• _Exercise aim_
Every entry must be repeated exactly. Exclude all pictures.

• _Data entries for graphics_
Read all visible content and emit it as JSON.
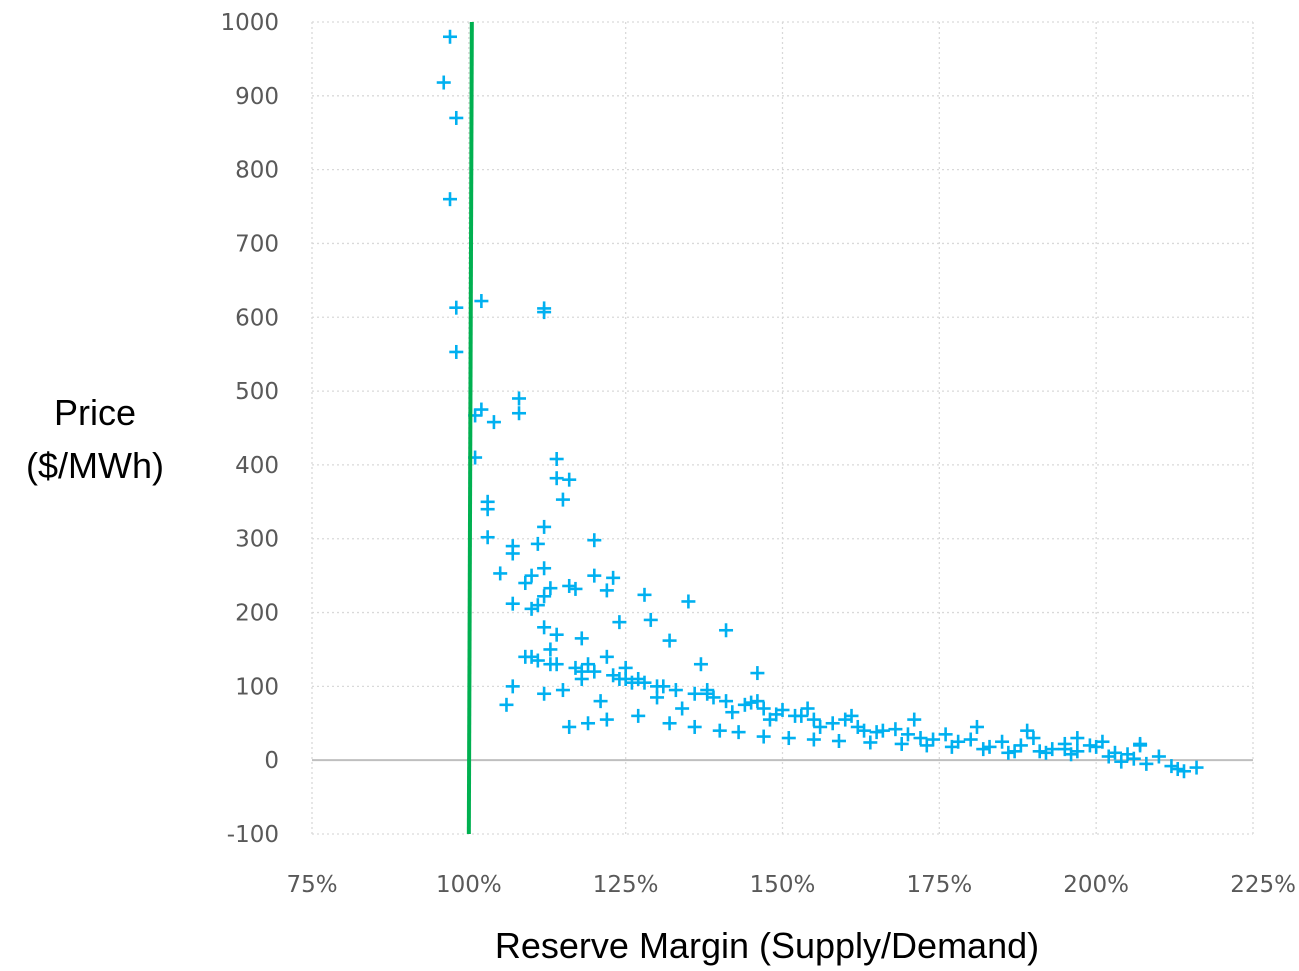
{
  "chart_data": {
    "type": "scatter",
    "title": "",
    "xlabel": "Reserve Margin (Supply/Demand)",
    "ylabel_lines": [
      "Price",
      "($/MWh)"
    ],
    "xlim": [
      0.75,
      2.25
    ],
    "ylim": [
      -100,
      1000
    ],
    "x_ticks": [
      0.75,
      1.0,
      1.25,
      1.5,
      1.75,
      2.0,
      2.25
    ],
    "x_tick_labels": [
      "75%",
      "100%",
      "125%",
      "150%",
      "175%",
      "200%",
      "225%"
    ],
    "y_ticks": [
      -100,
      0,
      100,
      200,
      300,
      400,
      500,
      600,
      700,
      800,
      900,
      1000
    ],
    "y_tick_labels": [
      "-100",
      "0",
      "100",
      "200",
      "300",
      "400",
      "500",
      "600",
      "700",
      "800",
      "900",
      "1000"
    ],
    "grid": "dotted",
    "marker": "plus",
    "reference_line": {
      "x": 1.0,
      "color": "#00b050"
    },
    "series": [
      {
        "color": "#00b0f0",
        "x": [
          0.97,
          0.96,
          0.98,
          0.97,
          0.98,
          1.02,
          0.98,
          1.12,
          1.12,
          1.01,
          1.08,
          1.08,
          1.02,
          1.04,
          1.01,
          1.14,
          1.14,
          1.16,
          1.15,
          1.03,
          1.03,
          1.12,
          1.11,
          1.03,
          1.2,
          1.07,
          1.07,
          1.05,
          1.12,
          1.1,
          1.2,
          1.23,
          1.09,
          1.16,
          1.13,
          1.17,
          1.22,
          1.28,
          1.12,
          1.07,
          1.11,
          1.35,
          1.24,
          1.1,
          1.29,
          1.41,
          1.12,
          1.14,
          1.18,
          1.32,
          1.13,
          1.22,
          1.19,
          1.25,
          1.27,
          1.37,
          1.46,
          1.06,
          1.07,
          1.12,
          1.15,
          1.18,
          1.21,
          1.26,
          1.3,
          1.34,
          1.38,
          1.42,
          1.45,
          1.48,
          1.5,
          1.53,
          1.56,
          1.6,
          1.63,
          1.65,
          1.68,
          1.72,
          1.76,
          1.8,
          1.85,
          1.88,
          1.9,
          1.93,
          1.95,
          1.97,
          2.0,
          2.01,
          2.03,
          2.05,
          2.07,
          2.1,
          2.13,
          2.14,
          2.16,
          2.12,
          2.08,
          2.04,
          2.07,
          1.99,
          1.95,
          1.91,
          1.86,
          1.83,
          1.78,
          1.74,
          1.7,
          1.66,
          1.62,
          1.58,
          1.55,
          1.52,
          1.49,
          1.47,
          1.44,
          1.41,
          1.39,
          1.36,
          1.33,
          1.31,
          1.28,
          1.25,
          1.23,
          1.2,
          1.17,
          1.14,
          1.11,
          1.09,
          1.16,
          1.19,
          1.22,
          1.27,
          1.32,
          1.36,
          1.4,
          1.43,
          1.47,
          1.51,
          1.55,
          1.59,
          1.64,
          1.69,
          1.73,
          1.77,
          1.82,
          1.87,
          1.92,
          1.96,
          2.02,
          2.06,
          1.97,
          1.89,
          1.81,
          1.71,
          1.61,
          1.54,
          1.46,
          1.38,
          1.3,
          1.24,
          1.18,
          1.13,
          1.1
        ],
        "y": [
          980,
          918,
          870,
          760,
          613,
          622,
          553,
          612,
          607,
          467,
          490,
          470,
          475,
          458,
          410,
          408,
          382,
          380,
          353,
          350,
          340,
          316,
          293,
          302,
          298,
          290,
          280,
          253,
          260,
          250,
          250,
          247,
          240,
          236,
          233,
          232,
          230,
          224,
          222,
          212,
          210,
          215,
          187,
          205,
          190,
          176,
          180,
          170,
          165,
          162,
          150,
          140,
          130,
          125,
          110,
          130,
          118,
          75,
          100,
          90,
          95,
          110,
          80,
          105,
          85,
          70,
          95,
          65,
          78,
          55,
          68,
          60,
          45,
          55,
          40,
          38,
          42,
          30,
          35,
          28,
          25,
          20,
          30,
          15,
          22,
          12,
          18,
          25,
          10,
          8,
          20,
          5,
          -12,
          -15,
          -10,
          -8,
          -5,
          -2,
          22,
          20,
          15,
          12,
          10,
          18,
          25,
          28,
          35,
          40,
          45,
          50,
          55,
          60,
          62,
          70,
          75,
          80,
          85,
          90,
          95,
          100,
          105,
          110,
          115,
          120,
          125,
          130,
          135,
          140,
          45,
          50,
          55,
          60,
          50,
          45,
          40,
          38,
          32,
          30,
          28,
          26,
          24,
          22,
          20,
          18,
          15,
          12,
          10,
          8,
          5,
          2,
          30,
          40,
          45,
          55,
          60,
          70,
          80,
          90,
          100,
          110,
          120,
          130,
          140
        ]
      }
    ]
  }
}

• _Reply to the task_
Read all visible content and emit it as JSON.
{
  "chart_data": {
    "type": "scatter",
    "title": "",
    "xlabel": "Reserve Margin (Supply/Demand)",
    "ylabel_lines": [
      "Price",
      "($/MWh)"
    ],
    "xlim": [
      0.75,
      2.25
    ],
    "ylim": [
      -100,
      1000
    ],
    "x_ticks": [
      0.75,
      1.0,
      1.25,
      1.5,
      1.75,
      2.0,
      2.25
    ],
    "x_tick_labels": [
      "75%",
      "100%",
      "125%",
      "150%",
      "175%",
      "200%",
      "225%"
    ],
    "y_ticks": [
      -100,
      0,
      100,
      200,
      300,
      400,
      500,
      600,
      700,
      800,
      900,
      1000
    ],
    "y_tick_labels": [
      "-100",
      "0",
      "100",
      "200",
      "300",
      "400",
      "500",
      "600",
      "700",
      "800",
      "900",
      "1000"
    ],
    "grid": "dotted",
    "marker": "plus",
    "reference_line": {
      "x": 1.0,
      "color": "#00b050"
    },
    "series": [
      {
        "color": "#00b0f0",
        "x": [
          0.97,
          0.96,
          0.98,
          0.97,
          0.98,
          1.02,
          0.98,
          1.12,
          1.12,
          1.01,
          1.08,
          1.08,
          1.02,
          1.04,
          1.01,
          1.14,
          1.14,
          1.16,
          1.15,
          1.03,
          1.03,
          1.12,
          1.11,
          1.03,
          1.2,
          1.07,
          1.07,
          1.05,
          1.12,
          1.1,
          1.2,
          1.23,
          1.09,
          1.16,
          1.13,
          1.17,
          1.22,
          1.28,
          1.12,
          1.07,
          1.11,
          1.35,
          1.24,
          1.1,
          1.29,
          1.41,
          1.12,
          1.14,
          1.18,
          1.32,
          1.13,
          1.22,
          1.19,
          1.25,
          1.27,
          1.37,
          1.46,
          1.06,
          1.07,
          1.12,
          1.15,
          1.18,
          1.21,
          1.26,
          1.3,
          1.34,
          1.38,
          1.42,
          1.45,
          1.48,
          1.5,
          1.53,
          1.56,
          1.6,
          1.63,
          1.65,
          1.68,
          1.72,
          1.76,
          1.8,
          1.85,
          1.88,
          1.9,
          1.93,
          1.95,
          1.97,
          2.0,
          2.01,
          2.03,
          2.05,
          2.07,
          2.1,
          2.13,
          2.14,
          2.16,
          2.12,
          2.08,
          2.04,
          2.07,
          1.99,
          1.95,
          1.91,
          1.86,
          1.83,
          1.78,
          1.74,
          1.7,
          1.66,
          1.62,
          1.58,
          1.55,
          1.52,
          1.49,
          1.47,
          1.44,
          1.41,
          1.39,
          1.36,
          1.33,
          1.31,
          1.28,
          1.25,
          1.23,
          1.2,
          1.17,
          1.14,
          1.11,
          1.09,
          1.16,
          1.19,
          1.22,
          1.27,
          1.32,
          1.36,
          1.4,
          1.43,
          1.47,
          1.51,
          1.55,
          1.59,
          1.64,
          1.69,
          1.73,
          1.77,
          1.82,
          1.87,
          1.92,
          1.96,
          2.02,
          2.06,
          1.97,
          1.89,
          1.81,
          1.71,
          1.61,
          1.54,
          1.46,
          1.38,
          1.3,
          1.24,
          1.18,
          1.13,
          1.1
        ],
        "y": [
          980,
          918,
          870,
          760,
          613,
          622,
          553,
          612,
          607,
          467,
          490,
          470,
          475,
          458,
          410,
          408,
          382,
          380,
          353,
          350,
          340,
          316,
          293,
          302,
          298,
          290,
          280,
          253,
          260,
          250,
          250,
          247,
          240,
          236,
          233,
          232,
          230,
          224,
          222,
          212,
          210,
          215,
          187,
          205,
          190,
          176,
          180,
          170,
          165,
          162,
          150,
          140,
          130,
          125,
          110,
          130,
          118,
          75,
          100,
          90,
          95,
          110,
          80,
          105,
          85,
          70,
          95,
          65,
          78,
          55,
          68,
          60,
          45,
          55,
          40,
          38,
          42,
          30,
          35,
          28,
          25,
          20,
          30,
          15,
          22,
          12,
          18,
          25,
          10,
          8,
          20,
          5,
          -12,
          -15,
          -10,
          -8,
          -5,
          -2,
          22,
          20,
          15,
          12,
          10,
          18,
          25,
          28,
          35,
          40,
          45,
          50,
          55,
          60,
          62,
          70,
          75,
          80,
          85,
          90,
          95,
          100,
          105,
          110,
          115,
          120,
          125,
          130,
          135,
          140,
          45,
          50,
          55,
          60,
          50,
          45,
          40,
          38,
          32,
          30,
          28,
          26,
          24,
          22,
          20,
          18,
          15,
          12,
          10,
          8,
          5,
          2,
          30,
          40,
          45,
          55,
          60,
          70,
          80,
          90,
          100,
          110,
          120,
          130,
          140
        ]
      }
    ]
  }
}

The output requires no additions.